REQUIRED TASK:
Put every line of the data, from the first line through the line containing "legend-label: Harmonica (340, 252, 382, 260)", inclusive, into a JSON list of strings, one string per line. Leave out any blank lines.

------ LISTED ENTRIES ------

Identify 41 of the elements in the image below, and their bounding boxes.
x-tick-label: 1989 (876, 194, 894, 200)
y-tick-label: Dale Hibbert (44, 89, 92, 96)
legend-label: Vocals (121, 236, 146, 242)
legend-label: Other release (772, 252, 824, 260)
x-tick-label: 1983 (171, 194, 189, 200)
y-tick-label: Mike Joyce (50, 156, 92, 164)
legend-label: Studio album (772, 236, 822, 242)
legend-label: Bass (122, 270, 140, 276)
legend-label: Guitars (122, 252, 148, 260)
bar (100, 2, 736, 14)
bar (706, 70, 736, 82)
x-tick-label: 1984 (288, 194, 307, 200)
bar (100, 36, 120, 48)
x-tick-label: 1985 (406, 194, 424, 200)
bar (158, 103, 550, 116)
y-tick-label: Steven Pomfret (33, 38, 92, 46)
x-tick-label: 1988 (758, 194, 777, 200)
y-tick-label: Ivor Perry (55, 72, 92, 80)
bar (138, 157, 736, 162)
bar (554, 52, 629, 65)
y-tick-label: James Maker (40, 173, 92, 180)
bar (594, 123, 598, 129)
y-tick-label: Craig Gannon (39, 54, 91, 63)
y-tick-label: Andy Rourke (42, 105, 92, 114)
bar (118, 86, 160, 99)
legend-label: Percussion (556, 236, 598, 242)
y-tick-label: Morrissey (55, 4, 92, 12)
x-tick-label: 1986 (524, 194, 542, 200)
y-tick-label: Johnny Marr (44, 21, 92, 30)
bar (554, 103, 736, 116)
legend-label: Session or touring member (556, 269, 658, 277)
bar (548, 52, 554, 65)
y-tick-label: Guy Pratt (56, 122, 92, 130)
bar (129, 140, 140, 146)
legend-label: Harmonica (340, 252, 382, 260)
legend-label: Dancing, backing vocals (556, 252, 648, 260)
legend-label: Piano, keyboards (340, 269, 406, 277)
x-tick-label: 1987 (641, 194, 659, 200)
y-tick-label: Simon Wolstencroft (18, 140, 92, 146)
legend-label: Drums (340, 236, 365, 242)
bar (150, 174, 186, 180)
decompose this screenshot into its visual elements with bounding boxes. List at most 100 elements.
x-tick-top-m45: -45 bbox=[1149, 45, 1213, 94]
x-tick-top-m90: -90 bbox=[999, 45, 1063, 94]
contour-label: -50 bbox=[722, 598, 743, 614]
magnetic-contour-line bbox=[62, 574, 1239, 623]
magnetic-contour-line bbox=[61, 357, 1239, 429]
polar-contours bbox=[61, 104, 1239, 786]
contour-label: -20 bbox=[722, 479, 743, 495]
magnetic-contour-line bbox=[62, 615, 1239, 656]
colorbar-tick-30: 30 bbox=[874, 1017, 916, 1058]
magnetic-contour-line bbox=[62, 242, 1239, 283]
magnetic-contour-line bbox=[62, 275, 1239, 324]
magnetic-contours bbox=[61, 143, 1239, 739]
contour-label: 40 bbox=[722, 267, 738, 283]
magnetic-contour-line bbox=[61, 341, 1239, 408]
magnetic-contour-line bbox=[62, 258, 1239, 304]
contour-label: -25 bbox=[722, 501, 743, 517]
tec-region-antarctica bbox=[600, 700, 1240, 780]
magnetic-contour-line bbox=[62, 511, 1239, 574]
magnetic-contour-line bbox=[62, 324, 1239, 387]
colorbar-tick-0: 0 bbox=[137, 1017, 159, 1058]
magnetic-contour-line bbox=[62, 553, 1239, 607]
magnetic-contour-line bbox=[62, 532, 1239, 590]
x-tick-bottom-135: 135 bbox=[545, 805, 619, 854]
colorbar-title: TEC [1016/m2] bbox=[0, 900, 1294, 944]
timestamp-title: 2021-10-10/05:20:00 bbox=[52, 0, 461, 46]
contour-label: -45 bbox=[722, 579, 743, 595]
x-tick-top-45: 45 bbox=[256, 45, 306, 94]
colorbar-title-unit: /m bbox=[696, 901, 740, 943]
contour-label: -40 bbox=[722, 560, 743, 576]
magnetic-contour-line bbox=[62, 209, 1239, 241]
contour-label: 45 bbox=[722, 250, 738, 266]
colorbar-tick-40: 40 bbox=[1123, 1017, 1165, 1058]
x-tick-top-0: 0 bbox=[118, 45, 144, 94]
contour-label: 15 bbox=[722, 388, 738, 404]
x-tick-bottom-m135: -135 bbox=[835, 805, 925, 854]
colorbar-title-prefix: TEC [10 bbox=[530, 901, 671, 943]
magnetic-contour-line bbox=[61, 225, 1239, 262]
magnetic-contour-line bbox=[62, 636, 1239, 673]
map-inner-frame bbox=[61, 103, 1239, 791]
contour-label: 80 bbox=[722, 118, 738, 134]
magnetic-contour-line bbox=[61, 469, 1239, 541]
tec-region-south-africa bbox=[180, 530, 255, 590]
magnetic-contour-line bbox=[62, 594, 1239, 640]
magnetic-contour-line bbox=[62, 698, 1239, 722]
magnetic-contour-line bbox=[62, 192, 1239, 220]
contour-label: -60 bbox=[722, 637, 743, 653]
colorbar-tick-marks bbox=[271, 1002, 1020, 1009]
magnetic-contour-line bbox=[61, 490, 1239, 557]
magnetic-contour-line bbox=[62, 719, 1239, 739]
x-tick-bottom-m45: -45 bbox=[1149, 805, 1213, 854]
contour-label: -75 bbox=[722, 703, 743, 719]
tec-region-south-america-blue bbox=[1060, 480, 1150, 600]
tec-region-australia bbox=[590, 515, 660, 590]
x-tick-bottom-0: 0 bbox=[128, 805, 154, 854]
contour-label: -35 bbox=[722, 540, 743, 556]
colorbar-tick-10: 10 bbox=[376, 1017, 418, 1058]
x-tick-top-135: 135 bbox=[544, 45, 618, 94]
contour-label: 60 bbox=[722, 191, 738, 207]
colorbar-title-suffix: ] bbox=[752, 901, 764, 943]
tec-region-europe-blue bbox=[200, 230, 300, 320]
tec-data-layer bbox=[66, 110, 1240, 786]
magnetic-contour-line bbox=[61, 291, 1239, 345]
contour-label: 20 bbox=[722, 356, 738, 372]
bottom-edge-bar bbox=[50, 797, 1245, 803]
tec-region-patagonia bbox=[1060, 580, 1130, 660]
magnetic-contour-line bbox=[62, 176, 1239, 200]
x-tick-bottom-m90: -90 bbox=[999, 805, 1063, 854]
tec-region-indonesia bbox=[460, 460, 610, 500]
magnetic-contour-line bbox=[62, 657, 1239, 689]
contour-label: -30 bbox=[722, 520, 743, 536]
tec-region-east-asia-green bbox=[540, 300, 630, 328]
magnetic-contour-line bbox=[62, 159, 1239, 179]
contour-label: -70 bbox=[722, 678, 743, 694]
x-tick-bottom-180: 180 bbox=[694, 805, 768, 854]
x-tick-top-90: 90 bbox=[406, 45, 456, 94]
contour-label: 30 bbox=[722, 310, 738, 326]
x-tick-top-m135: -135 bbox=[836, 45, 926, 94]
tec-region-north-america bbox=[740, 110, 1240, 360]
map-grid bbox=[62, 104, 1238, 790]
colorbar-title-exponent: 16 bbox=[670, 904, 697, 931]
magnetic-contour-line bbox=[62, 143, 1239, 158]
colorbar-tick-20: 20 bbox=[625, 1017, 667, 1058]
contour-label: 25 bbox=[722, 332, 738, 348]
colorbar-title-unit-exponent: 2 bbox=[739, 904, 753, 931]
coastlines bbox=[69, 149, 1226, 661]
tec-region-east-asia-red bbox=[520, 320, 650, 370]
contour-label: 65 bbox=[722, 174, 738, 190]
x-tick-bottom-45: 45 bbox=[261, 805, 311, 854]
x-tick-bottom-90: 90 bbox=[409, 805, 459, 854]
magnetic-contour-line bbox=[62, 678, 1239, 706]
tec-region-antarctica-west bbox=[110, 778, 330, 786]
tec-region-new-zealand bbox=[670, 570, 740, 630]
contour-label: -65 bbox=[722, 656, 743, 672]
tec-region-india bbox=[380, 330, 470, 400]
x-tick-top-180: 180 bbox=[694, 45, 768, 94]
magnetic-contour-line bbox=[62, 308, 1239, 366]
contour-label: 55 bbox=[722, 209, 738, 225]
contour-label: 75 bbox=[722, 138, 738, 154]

------

FINAL RESULT:
[
  "Identify 41 of the elements in the image below, and their bounding boxes.",
  "x-tick-label: 1989 (876, 194, 894, 200)",
  "y-tick-label: Dale Hibbert (44, 89, 92, 96)",
  "legend-label: Vocals (121, 236, 146, 242)",
  "legend-label: Other release (772, 252, 824, 260)",
  "x-tick-label: 1983 (171, 194, 189, 200)",
  "y-tick-label: Mike Joyce (50, 156, 92, 164)",
  "legend-label: Studio album (772, 236, 822, 242)",
  "legend-label: Bass (122, 270, 140, 276)",
  "legend-label: Guitars (122, 252, 148, 260)",
  "bar (100, 2, 736, 14)",
  "bar (706, 70, 736, 82)",
  "x-tick-label: 1984 (288, 194, 307, 200)",
  "bar (100, 36, 120, 48)",
  "x-tick-label: 1985 (406, 194, 424, 200)",
  "bar (158, 103, 550, 116)",
  "y-tick-label: Steven Pomfret (33, 38, 92, 46)",
  "x-tick-label: 1988 (758, 194, 777, 200)",
  "y-tick-label: Ivor Perry (55, 72, 92, 80)",
  "bar (138, 157, 736, 162)",
  "bar (554, 52, 629, 65)",
  "y-tick-label: James Maker (40, 173, 92, 180)",
  "bar (594, 123, 598, 129)",
  "y-tick-label: Craig Gannon (39, 54, 91, 63)",
  "y-tick-label: Andy Rourke (42, 105, 92, 114)",
  "bar (118, 86, 160, 99)",
  "legend-label: Percussion (556, 236, 598, 242)",
  "y-tick-label: Morrissey (55, 4, 92, 12)",
  "x-tick-label: 1986 (524, 194, 542, 200)",
  "y-tick-label: Johnny Marr (44, 21, 92, 30)",
  "bar (554, 103, 736, 116)",
  "legend-label: Session or touring member (556, 269, 658, 277)",
  "bar (548, 52, 554, 65)",
  "y-tick-label: Guy Pratt (56, 122, 92, 130)",
  "bar (129, 140, 140, 146)",
  "legend-label: Harmonica (340, 252, 382, 260)"
]